The exercise -
Include no pictures. Output exactly the lines from the one that contains "What data populates" through the final line of the entries.
## START
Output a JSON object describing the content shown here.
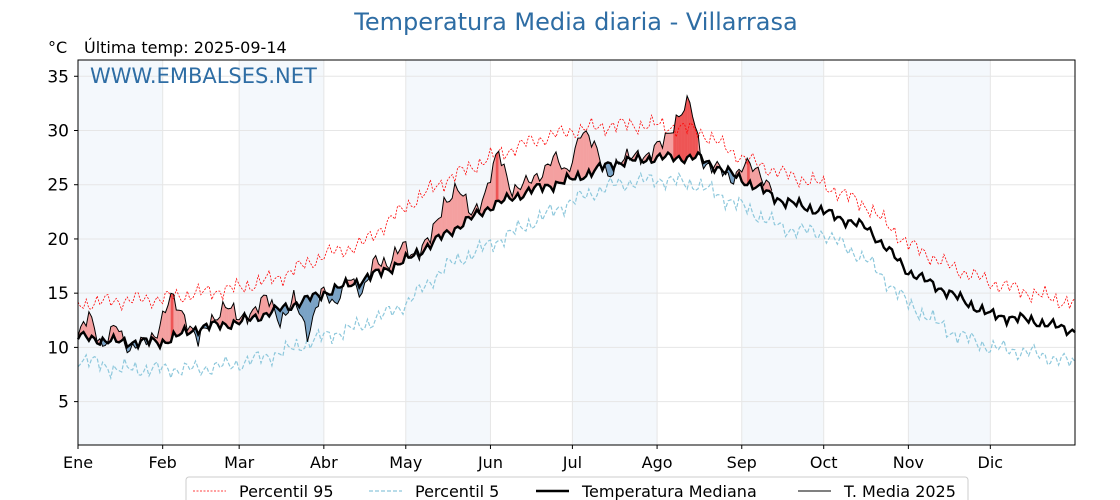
{
  "chart_data": {
    "type": "line",
    "title": "Temperatura Media diaria - Villarrasa",
    "unit_label": "°C",
    "last_temp_label": "Última temp: 2025-09-14",
    "watermark": "WWW.EMBALSES.NET",
    "ylim": [
      1,
      36.5
    ],
    "yticks": [
      5,
      10,
      15,
      20,
      25,
      30,
      35
    ],
    "xlim_days": [
      1,
      366
    ],
    "month_labels": [
      "Ene",
      "Feb",
      "Mar",
      "Abr",
      "May",
      "Jun",
      "Jul",
      "Ago",
      "Sep",
      "Oct",
      "Nov",
      "Dic"
    ],
    "month_start_days": [
      1,
      32,
      60,
      91,
      121,
      152,
      182,
      213,
      244,
      274,
      305,
      335
    ],
    "grid": true,
    "legend_position": "bottom",
    "colors": {
      "p95": "#ff0000",
      "p5": "#8ec8dc",
      "median": "#000000",
      "media2025": "#000000",
      "above_fill": "#f4a0a0",
      "above_fill_strong": "#ee5555",
      "below_fill": "#7aa3c6",
      "below_fill_strong": "#2f5f8a",
      "band": "#dce9f5",
      "title": "#2e6da4"
    },
    "series": [
      {
        "name": "Percentil 95",
        "key": "p95",
        "knots": [
          [
            1,
            14
          ],
          [
            15,
            14.3
          ],
          [
            32,
            14.5
          ],
          [
            45,
            15
          ],
          [
            60,
            15.5
          ],
          [
            75,
            16.5
          ],
          [
            91,
            18.5
          ],
          [
            105,
            19.5
          ],
          [
            121,
            23
          ],
          [
            136,
            25.5
          ],
          [
            152,
            27.5
          ],
          [
            167,
            29
          ],
          [
            182,
            30
          ],
          [
            197,
            30.5
          ],
          [
            213,
            30.5
          ],
          [
            228,
            30
          ],
          [
            244,
            27.5
          ],
          [
            259,
            26
          ],
          [
            274,
            25
          ],
          [
            290,
            23
          ],
          [
            305,
            19.5
          ],
          [
            320,
            17.5
          ],
          [
            335,
            16
          ],
          [
            350,
            15
          ],
          [
            366,
            14
          ]
        ]
      },
      {
        "name": "Percentil 5",
        "key": "p5",
        "knots": [
          [
            1,
            9
          ],
          [
            15,
            8
          ],
          [
            32,
            8
          ],
          [
            45,
            8
          ],
          [
            60,
            8.5
          ],
          [
            75,
            9.5
          ],
          [
            91,
            11
          ],
          [
            105,
            12
          ],
          [
            121,
            14
          ],
          [
            136,
            17.5
          ],
          [
            152,
            19.5
          ],
          [
            167,
            21.5
          ],
          [
            182,
            23.5
          ],
          [
            197,
            25
          ],
          [
            213,
            25.5
          ],
          [
            228,
            25
          ],
          [
            244,
            23
          ],
          [
            259,
            21
          ],
          [
            274,
            20.5
          ],
          [
            290,
            18
          ],
          [
            305,
            14
          ],
          [
            320,
            11.5
          ],
          [
            335,
            10
          ],
          [
            350,
            9.5
          ],
          [
            366,
            8.5
          ]
        ]
      },
      {
        "name": "Temperatura Mediana",
        "key": "median",
        "knots": [
          [
            1,
            11
          ],
          [
            15,
            10.5
          ],
          [
            32,
            10.5
          ],
          [
            45,
            11.8
          ],
          [
            60,
            12.3
          ],
          [
            75,
            13.5
          ],
          [
            91,
            15
          ],
          [
            105,
            16.2
          ],
          [
            121,
            18
          ],
          [
            136,
            20.5
          ],
          [
            152,
            23
          ],
          [
            167,
            24.5
          ],
          [
            182,
            25.5
          ],
          [
            197,
            27
          ],
          [
            213,
            27.5
          ],
          [
            228,
            27.5
          ],
          [
            244,
            25.5
          ],
          [
            259,
            23.5
          ],
          [
            274,
            22.5
          ],
          [
            290,
            21
          ],
          [
            305,
            17
          ],
          [
            320,
            15
          ],
          [
            335,
            13
          ],
          [
            350,
            12.5
          ],
          [
            366,
            11.5
          ]
        ]
      },
      {
        "name": "T. Media 2025",
        "key": "media2025",
        "knots": [
          [
            1,
            11
          ],
          [
            5,
            13.5
          ],
          [
            10,
            9.5
          ],
          [
            15,
            12.5
          ],
          [
            20,
            9.5
          ],
          [
            25,
            10.5
          ],
          [
            30,
            11.5
          ],
          [
            35,
            14.5
          ],
          [
            40,
            13
          ],
          [
            45,
            10.5
          ],
          [
            50,
            12.5
          ],
          [
            55,
            14
          ],
          [
            60,
            12.5
          ],
          [
            65,
            13.5
          ],
          [
            70,
            14.5
          ],
          [
            75,
            12.5
          ],
          [
            80,
            14.5
          ],
          [
            85,
            11
          ],
          [
            90,
            15.5
          ],
          [
            95,
            13.5
          ],
          [
            100,
            17
          ],
          [
            105,
            14.5
          ],
          [
            110,
            18.5
          ],
          [
            115,
            17.5
          ],
          [
            120,
            19.5
          ],
          [
            125,
            18.5
          ],
          [
            130,
            20
          ],
          [
            135,
            23.5
          ],
          [
            140,
            24.5
          ],
          [
            145,
            22.5
          ],
          [
            150,
            24
          ],
          [
            155,
            28
          ],
          [
            160,
            24.5
          ],
          [
            165,
            25
          ],
          [
            170,
            26
          ],
          [
            175,
            27.5
          ],
          [
            180,
            26
          ],
          [
            185,
            30
          ],
          [
            190,
            28.5
          ],
          [
            195,
            26
          ],
          [
            200,
            27
          ],
          [
            205,
            28
          ],
          [
            210,
            27.5
          ],
          [
            215,
            29
          ],
          [
            220,
            31
          ],
          [
            225,
            32.5
          ],
          [
            230,
            27
          ],
          [
            235,
            26.5
          ],
          [
            240,
            25.5
          ],
          [
            245,
            27
          ],
          [
            250,
            26
          ],
          [
            255,
            25
          ]
        ]
      }
    ],
    "legend": [
      "Percentil 95",
      "Percentil 5",
      "Temperatura Mediana",
      "T. Media 2025"
    ]
  }
}
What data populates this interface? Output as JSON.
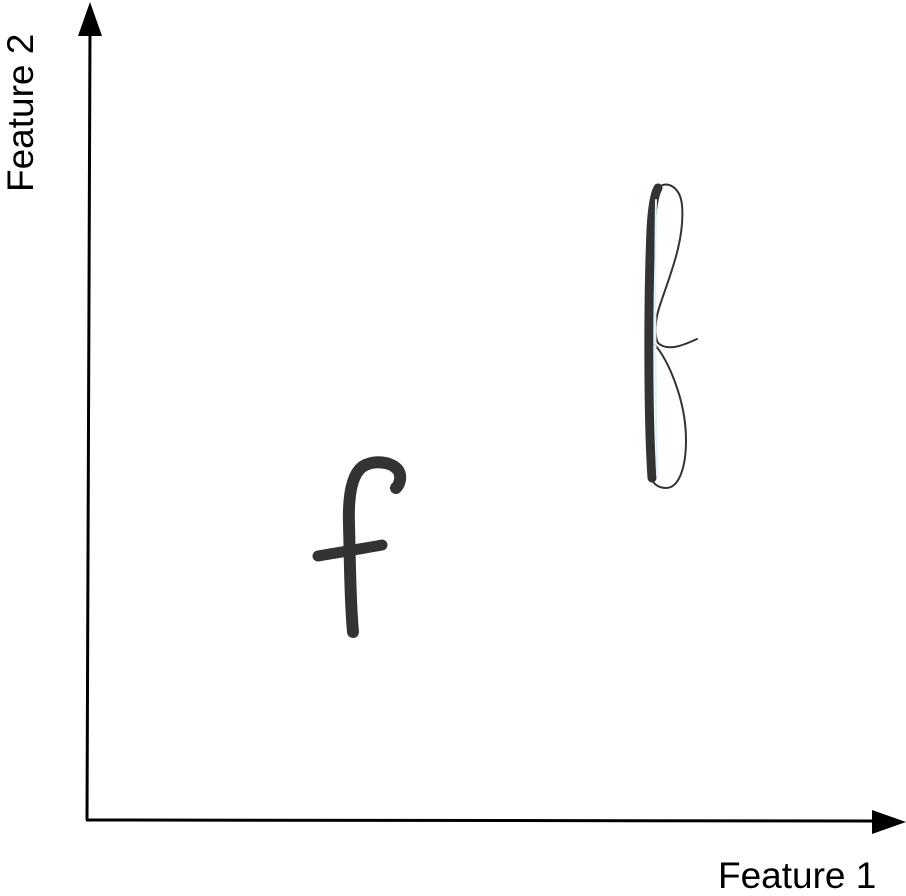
{
  "axes": {
    "x_label": "Feature 1",
    "y_label": "Feature 2"
  },
  "glyphs": {
    "bold_f": "bold-script-letter-f",
    "thin_f": "thin-calligraphic-letter-f"
  },
  "colors": {
    "axis": "#000000",
    "glyph_ink": "#333333",
    "background": "#ffffff"
  }
}
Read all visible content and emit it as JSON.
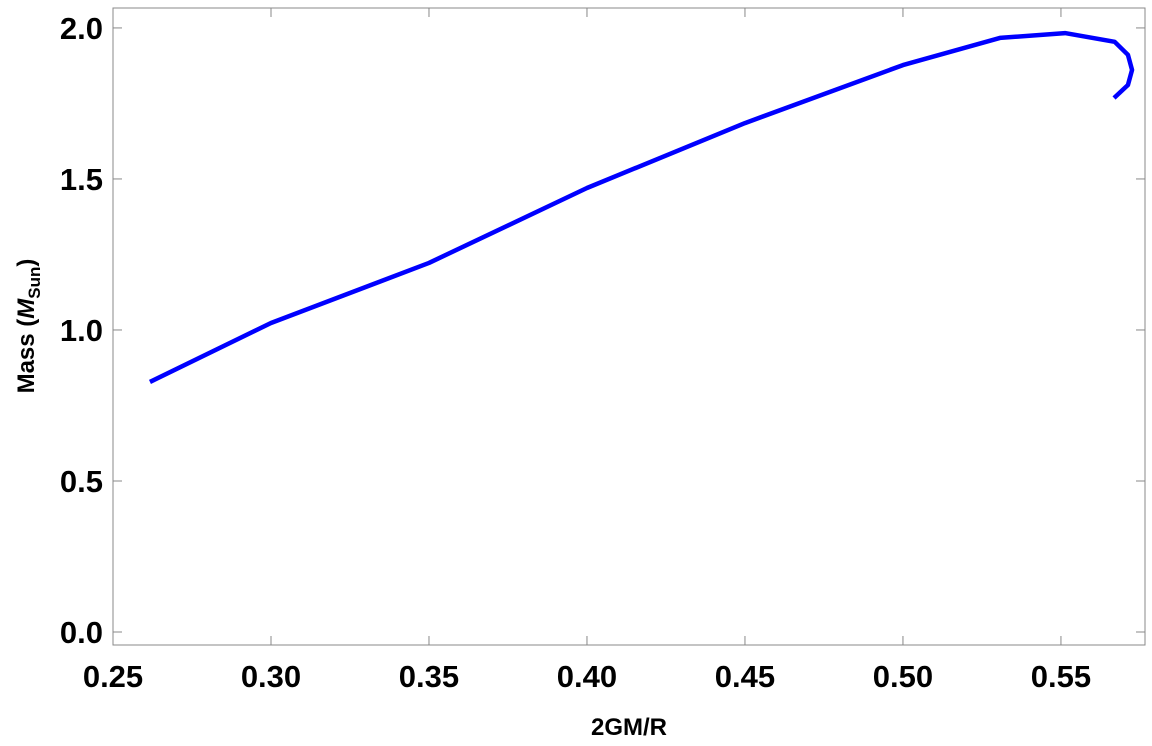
## END
Written solution -
What data populates this interface? Output as JSON.
{
  "axes": {
    "x_label": "Feature 1",
    "y_label": "Feature 2"
  },
  "glyphs": {
    "bold_f": "bold-script-letter-f",
    "thin_f": "thin-calligraphic-letter-f"
  },
  "colors": {
    "axis": "#000000",
    "glyph_ink": "#333333",
    "background": "#ffffff"
  }
}
Read all visible content and emit it as JSON.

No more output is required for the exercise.